#### EXCERPT PROVIDED:
--*--
Greetings all, and welcome to the latest GMC Theory Lesson!

In this multi part lesson we are going to build on our knowledge of the major scale, and start looking at a couple of key concepts around chord and harmony construction. When we are done, you'll be able to understand complex relationships between notes, harmonize a lead line, construct a B augmented chord, and leap tall buildings in a single bound ...

Degrees of the Scale

All of the above starts simply with a concept that should already be familiar to you as the formula for a Major Scale. If you are not familiar with major scales, check out the major scale lesson here. Next, we are going to learn about degrees of the scale - this is a system for talking about notes in a scale without reference to the notes themselves, or what scale they are in. This is a little boring for now but will help us a lot later on.
--*--
#### Saved entries:
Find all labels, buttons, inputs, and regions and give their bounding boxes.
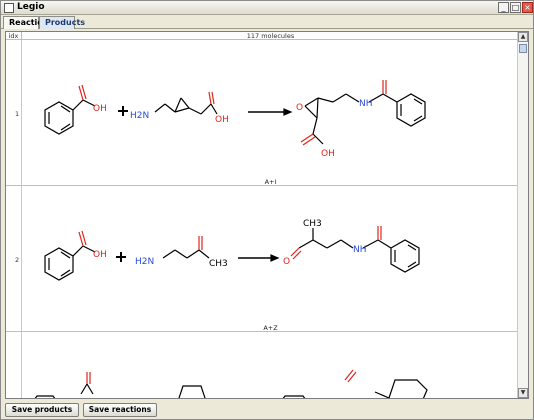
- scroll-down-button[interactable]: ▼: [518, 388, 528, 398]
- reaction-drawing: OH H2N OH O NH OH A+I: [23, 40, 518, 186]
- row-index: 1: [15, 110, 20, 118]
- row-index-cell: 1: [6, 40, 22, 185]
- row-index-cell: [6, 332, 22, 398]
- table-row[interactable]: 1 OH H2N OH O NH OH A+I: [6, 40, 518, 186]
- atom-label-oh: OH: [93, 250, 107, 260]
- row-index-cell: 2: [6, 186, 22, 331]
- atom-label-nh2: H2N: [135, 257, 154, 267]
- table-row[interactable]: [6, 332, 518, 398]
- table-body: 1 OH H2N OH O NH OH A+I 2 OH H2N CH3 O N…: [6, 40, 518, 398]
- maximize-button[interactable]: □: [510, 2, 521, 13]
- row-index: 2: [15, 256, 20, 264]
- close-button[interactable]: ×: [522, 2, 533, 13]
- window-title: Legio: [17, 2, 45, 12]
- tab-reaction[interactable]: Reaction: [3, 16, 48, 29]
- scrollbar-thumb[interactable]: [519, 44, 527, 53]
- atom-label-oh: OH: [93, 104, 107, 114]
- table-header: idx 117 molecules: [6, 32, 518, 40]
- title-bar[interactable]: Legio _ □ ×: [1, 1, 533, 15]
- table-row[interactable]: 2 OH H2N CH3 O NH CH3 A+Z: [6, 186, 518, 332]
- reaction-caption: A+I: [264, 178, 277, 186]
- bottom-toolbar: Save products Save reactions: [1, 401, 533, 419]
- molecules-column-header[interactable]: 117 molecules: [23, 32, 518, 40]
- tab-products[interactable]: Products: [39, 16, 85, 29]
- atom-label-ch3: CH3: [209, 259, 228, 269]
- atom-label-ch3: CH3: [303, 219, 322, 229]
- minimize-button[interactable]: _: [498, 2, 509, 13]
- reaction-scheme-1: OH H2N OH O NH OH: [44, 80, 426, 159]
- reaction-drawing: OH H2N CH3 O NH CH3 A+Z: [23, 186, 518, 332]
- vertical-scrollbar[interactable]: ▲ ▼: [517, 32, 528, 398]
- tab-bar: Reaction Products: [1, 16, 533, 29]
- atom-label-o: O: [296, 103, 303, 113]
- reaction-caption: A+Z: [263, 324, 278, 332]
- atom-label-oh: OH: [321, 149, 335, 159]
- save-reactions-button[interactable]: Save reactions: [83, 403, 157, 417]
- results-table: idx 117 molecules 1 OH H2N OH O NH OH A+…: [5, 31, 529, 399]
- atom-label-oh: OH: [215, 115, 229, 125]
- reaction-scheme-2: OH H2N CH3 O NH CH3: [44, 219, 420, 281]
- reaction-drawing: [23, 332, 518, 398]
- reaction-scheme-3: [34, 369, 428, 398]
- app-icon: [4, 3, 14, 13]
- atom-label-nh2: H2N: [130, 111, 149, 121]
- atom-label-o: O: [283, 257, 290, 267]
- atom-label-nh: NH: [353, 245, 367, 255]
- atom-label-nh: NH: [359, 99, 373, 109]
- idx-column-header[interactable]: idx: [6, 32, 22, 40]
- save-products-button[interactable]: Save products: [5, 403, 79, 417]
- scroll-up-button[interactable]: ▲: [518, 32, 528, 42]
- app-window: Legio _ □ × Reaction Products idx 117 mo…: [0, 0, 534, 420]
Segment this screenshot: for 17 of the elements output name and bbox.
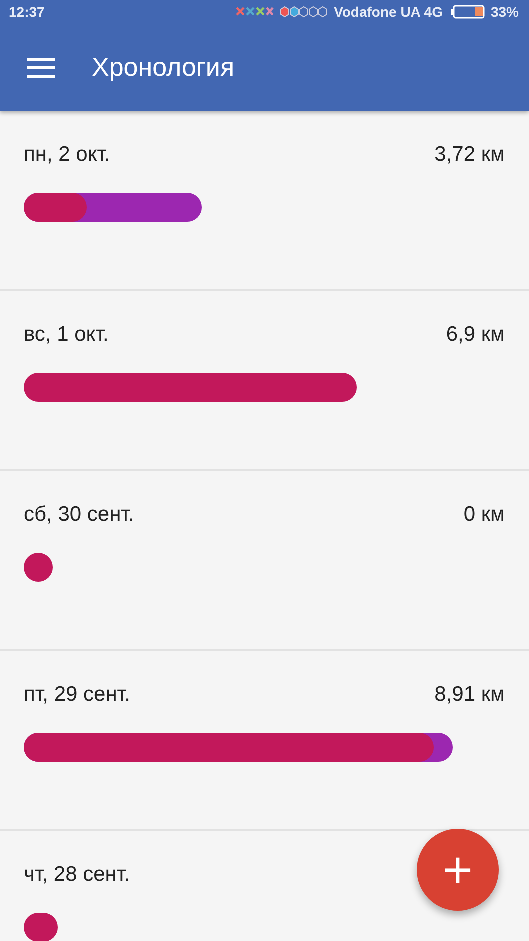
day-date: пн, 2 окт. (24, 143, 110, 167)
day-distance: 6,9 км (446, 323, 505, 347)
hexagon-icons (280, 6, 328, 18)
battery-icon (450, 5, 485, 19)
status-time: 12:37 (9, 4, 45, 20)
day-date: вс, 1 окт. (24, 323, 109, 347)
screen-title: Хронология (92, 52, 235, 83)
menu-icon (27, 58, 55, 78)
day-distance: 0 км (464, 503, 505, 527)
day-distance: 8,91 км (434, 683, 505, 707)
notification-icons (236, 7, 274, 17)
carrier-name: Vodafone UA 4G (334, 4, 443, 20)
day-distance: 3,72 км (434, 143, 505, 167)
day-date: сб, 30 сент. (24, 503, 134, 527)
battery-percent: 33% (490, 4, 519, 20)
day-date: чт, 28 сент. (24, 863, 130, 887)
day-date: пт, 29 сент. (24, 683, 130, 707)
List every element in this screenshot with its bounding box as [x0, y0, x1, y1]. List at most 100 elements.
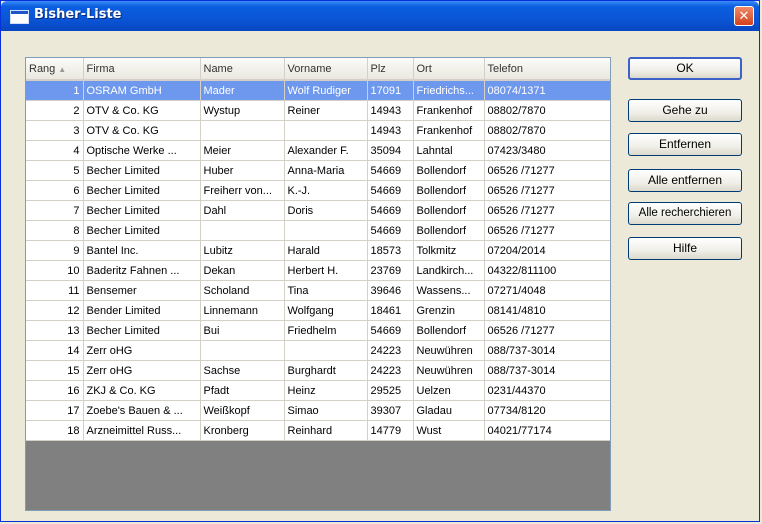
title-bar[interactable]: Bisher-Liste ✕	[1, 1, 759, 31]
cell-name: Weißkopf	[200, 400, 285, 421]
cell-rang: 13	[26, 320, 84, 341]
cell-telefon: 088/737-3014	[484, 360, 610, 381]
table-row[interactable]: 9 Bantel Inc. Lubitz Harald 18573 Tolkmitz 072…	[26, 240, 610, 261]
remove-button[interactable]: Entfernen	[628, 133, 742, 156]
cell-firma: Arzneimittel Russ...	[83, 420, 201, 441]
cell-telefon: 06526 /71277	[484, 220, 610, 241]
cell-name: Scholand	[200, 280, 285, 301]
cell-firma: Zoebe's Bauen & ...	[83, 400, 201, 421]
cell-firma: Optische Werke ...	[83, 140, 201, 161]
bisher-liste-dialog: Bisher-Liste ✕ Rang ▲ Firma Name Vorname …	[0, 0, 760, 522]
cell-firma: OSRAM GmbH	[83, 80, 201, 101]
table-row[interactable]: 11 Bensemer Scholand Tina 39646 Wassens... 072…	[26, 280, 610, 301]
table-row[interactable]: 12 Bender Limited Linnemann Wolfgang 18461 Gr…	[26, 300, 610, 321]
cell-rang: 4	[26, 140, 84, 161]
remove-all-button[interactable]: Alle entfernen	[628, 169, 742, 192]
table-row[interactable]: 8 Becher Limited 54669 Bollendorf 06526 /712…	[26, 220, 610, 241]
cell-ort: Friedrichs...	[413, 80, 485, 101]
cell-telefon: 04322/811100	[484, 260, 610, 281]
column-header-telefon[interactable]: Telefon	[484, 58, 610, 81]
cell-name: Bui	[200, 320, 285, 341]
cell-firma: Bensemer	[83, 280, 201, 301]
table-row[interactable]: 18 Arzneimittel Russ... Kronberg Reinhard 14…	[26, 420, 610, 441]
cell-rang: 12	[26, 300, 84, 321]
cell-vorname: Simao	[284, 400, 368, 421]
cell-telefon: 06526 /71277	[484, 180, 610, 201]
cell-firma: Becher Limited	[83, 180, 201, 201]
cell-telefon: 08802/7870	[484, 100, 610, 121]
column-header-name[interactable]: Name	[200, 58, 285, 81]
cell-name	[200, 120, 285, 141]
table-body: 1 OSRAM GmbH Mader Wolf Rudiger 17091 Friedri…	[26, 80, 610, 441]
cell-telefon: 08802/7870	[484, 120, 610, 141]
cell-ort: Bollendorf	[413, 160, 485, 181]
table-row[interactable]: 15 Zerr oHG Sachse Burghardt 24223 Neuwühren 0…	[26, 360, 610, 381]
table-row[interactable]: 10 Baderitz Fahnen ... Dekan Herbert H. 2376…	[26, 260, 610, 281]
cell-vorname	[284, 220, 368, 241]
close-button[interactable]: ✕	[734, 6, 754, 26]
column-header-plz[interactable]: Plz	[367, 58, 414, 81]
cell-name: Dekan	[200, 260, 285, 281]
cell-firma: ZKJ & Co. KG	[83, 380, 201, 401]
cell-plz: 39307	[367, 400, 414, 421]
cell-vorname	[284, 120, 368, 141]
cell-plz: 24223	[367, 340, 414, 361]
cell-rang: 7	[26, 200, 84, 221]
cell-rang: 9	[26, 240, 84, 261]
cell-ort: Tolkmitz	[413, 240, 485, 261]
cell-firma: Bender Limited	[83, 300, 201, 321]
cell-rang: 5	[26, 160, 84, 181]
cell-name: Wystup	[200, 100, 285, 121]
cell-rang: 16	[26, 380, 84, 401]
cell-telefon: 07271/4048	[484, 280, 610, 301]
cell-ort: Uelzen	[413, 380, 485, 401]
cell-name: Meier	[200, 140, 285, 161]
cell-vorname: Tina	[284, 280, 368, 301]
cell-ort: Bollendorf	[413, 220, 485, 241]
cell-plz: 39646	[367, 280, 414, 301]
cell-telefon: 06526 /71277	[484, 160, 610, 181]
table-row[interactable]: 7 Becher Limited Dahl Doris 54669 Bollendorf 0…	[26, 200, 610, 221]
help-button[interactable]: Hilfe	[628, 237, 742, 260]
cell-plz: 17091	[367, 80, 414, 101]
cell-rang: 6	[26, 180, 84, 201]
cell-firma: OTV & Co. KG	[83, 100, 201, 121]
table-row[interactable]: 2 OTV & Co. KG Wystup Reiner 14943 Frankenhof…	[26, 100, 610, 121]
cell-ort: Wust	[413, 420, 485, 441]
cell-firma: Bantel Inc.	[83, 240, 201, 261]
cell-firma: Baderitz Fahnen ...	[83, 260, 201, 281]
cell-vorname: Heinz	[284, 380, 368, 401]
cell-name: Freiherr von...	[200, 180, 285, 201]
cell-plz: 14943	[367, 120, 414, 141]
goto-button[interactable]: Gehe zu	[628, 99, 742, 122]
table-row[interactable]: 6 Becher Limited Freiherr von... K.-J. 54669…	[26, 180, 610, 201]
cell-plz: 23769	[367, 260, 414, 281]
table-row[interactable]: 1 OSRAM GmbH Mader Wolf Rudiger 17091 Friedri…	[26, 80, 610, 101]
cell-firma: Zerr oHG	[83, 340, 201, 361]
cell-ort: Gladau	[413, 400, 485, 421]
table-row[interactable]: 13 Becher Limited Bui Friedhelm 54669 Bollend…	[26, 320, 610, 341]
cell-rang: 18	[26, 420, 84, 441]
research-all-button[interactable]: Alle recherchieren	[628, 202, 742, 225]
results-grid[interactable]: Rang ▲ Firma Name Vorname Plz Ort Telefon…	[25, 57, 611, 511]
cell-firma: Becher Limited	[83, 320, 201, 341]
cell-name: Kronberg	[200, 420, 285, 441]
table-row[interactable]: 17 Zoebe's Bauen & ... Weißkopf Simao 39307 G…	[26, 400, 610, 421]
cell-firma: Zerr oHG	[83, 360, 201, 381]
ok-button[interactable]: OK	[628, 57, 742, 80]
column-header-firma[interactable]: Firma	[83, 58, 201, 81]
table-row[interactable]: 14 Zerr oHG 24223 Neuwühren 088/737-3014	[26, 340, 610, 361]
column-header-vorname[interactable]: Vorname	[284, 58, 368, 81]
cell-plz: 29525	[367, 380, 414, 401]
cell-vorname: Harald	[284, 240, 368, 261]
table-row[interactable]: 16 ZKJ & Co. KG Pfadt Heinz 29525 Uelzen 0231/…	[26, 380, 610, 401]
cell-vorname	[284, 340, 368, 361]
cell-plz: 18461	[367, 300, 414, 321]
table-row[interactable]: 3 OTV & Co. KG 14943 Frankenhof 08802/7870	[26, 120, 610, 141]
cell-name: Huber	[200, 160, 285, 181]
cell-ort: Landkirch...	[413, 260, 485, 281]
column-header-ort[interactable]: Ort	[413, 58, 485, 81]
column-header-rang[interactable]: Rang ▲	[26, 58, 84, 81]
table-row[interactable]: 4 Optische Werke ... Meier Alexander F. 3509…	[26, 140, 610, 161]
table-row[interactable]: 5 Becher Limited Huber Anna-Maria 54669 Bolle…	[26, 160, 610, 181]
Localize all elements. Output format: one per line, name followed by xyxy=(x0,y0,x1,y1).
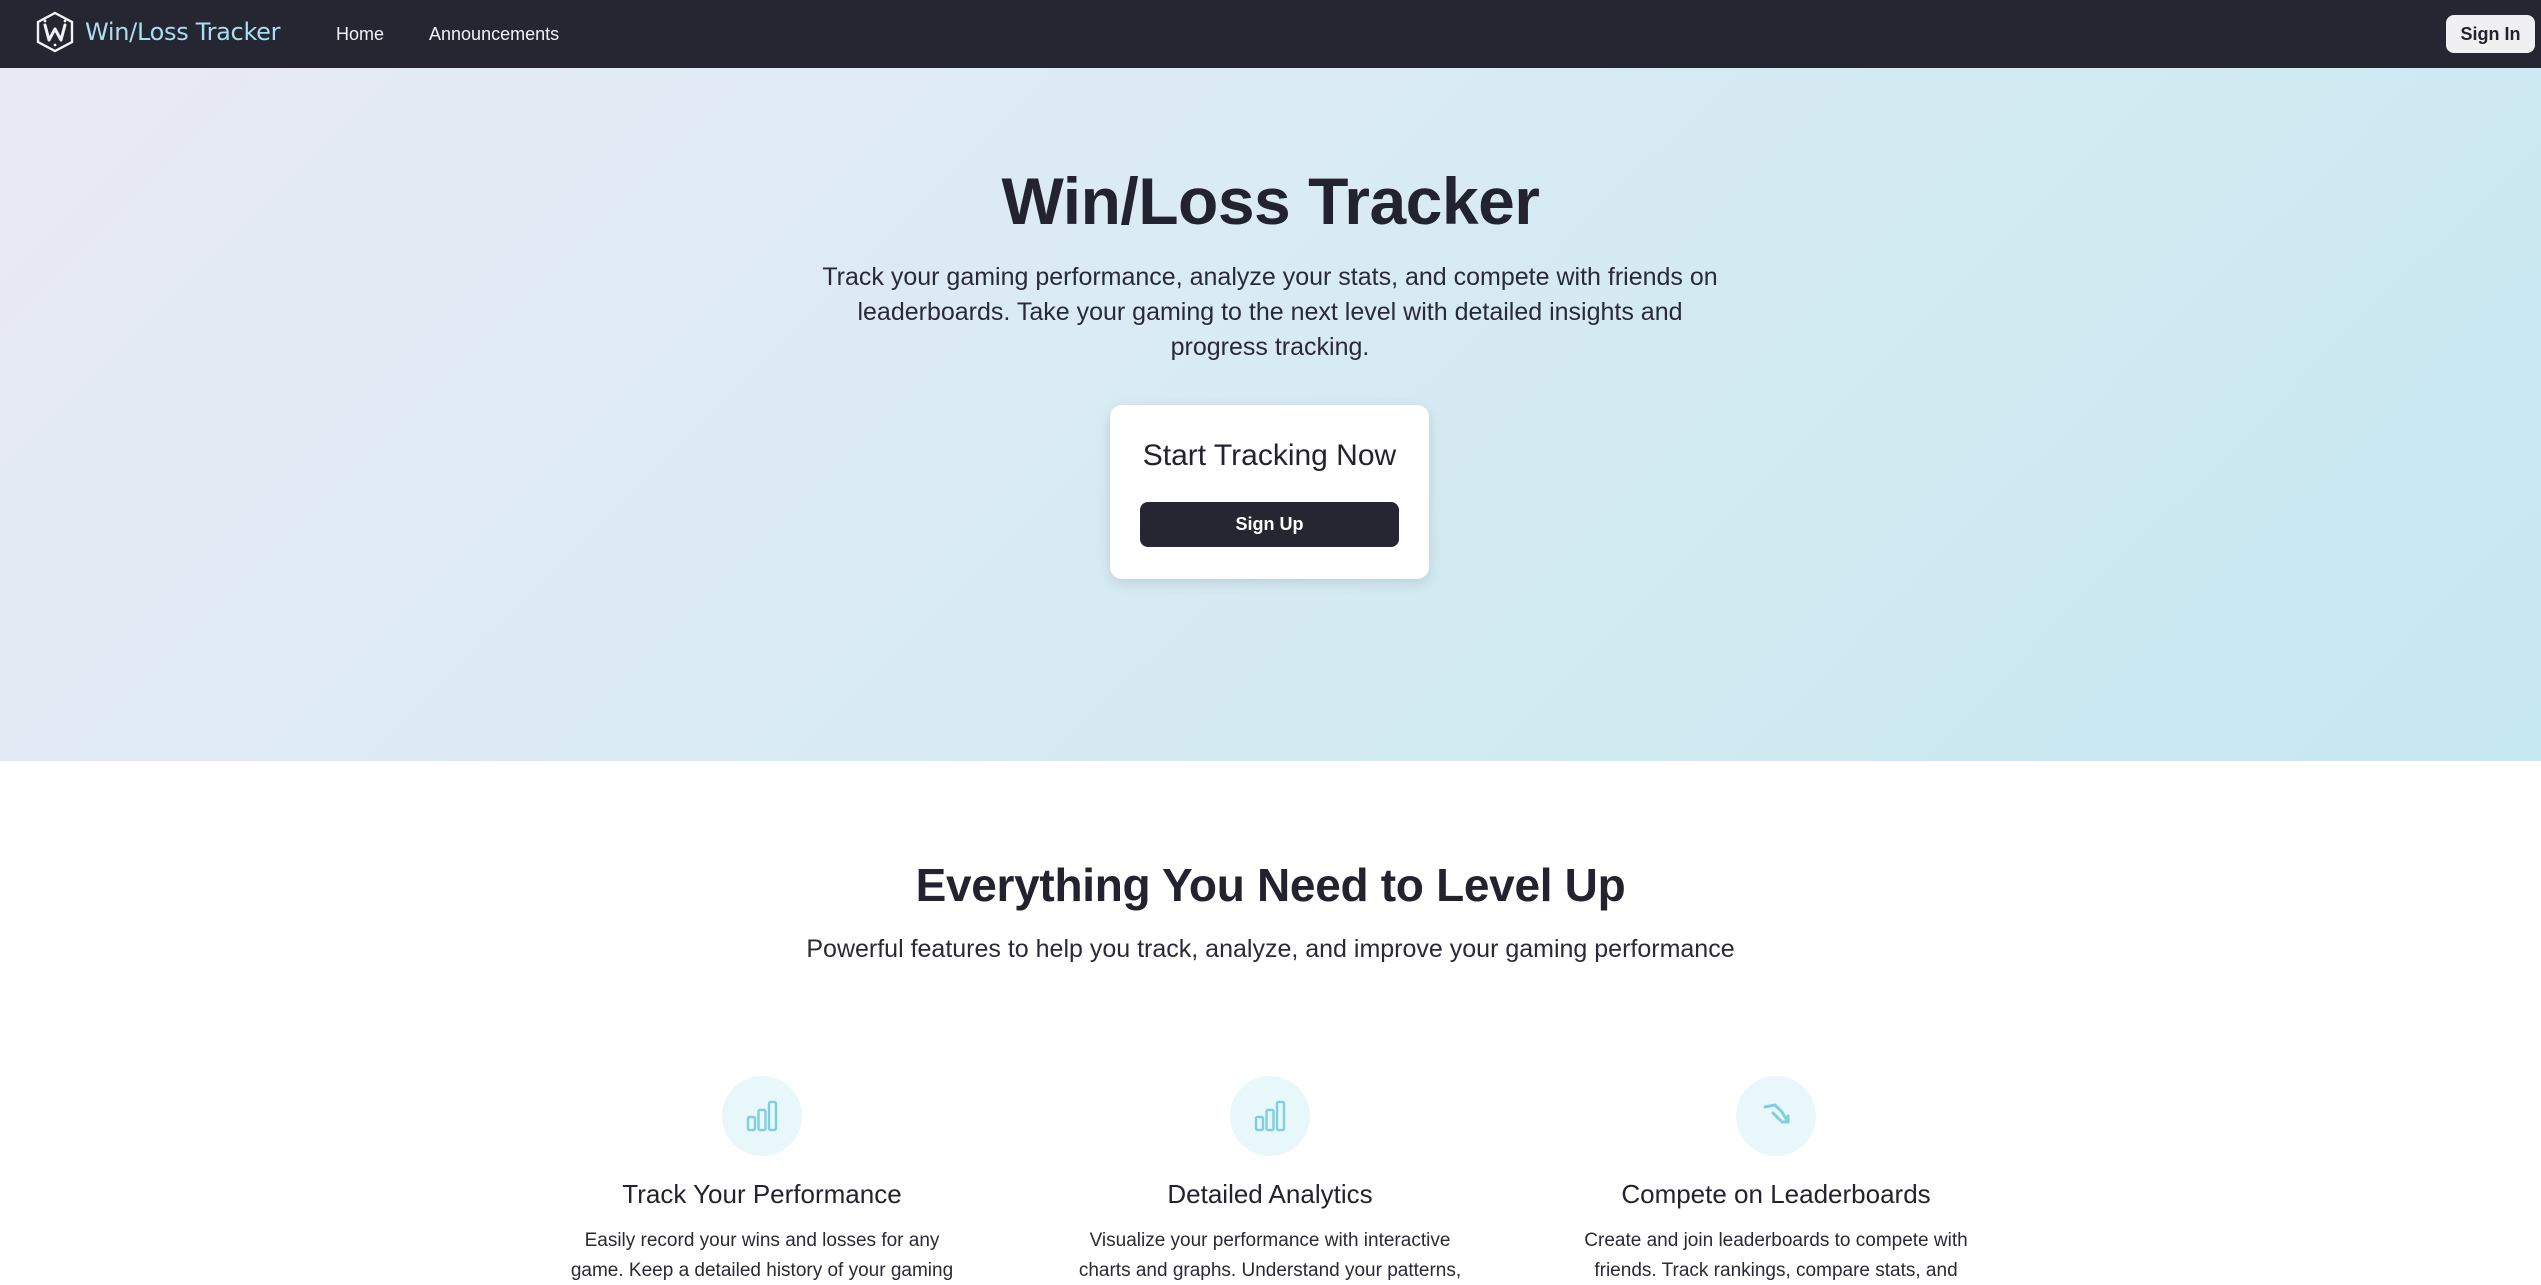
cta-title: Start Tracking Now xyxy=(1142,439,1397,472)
--*--
Extract the passage of the music theory lesson from "Greetings all, and" up to and including "lot later on.". The listing has no connection to the music theory lesson.

Greetings all, and welcome to the latest GMC Theory Lesson!

In this multi part lesson we are going to build on our knowledge of the major scale, and start looking at a couple of key concepts around chord and harmony construction. When we are done, you'll be able to understand complex relationships between notes, harmonize a lead line, construct a B augmented chord, and leap tall buildings in a single bound ...

Degrees of the Scale

All of the above starts simply with a concept that should already be familiar to you as the formula for a Major Scale. If you are not familiar with major scales, check out the major scale lesson here. Next, we are going to learn about degrees of the scale - this is a system for talking about notes in a scale without reference to the notes themselves, or what scale they are in. This is a little boring for now but will help us a lot later on.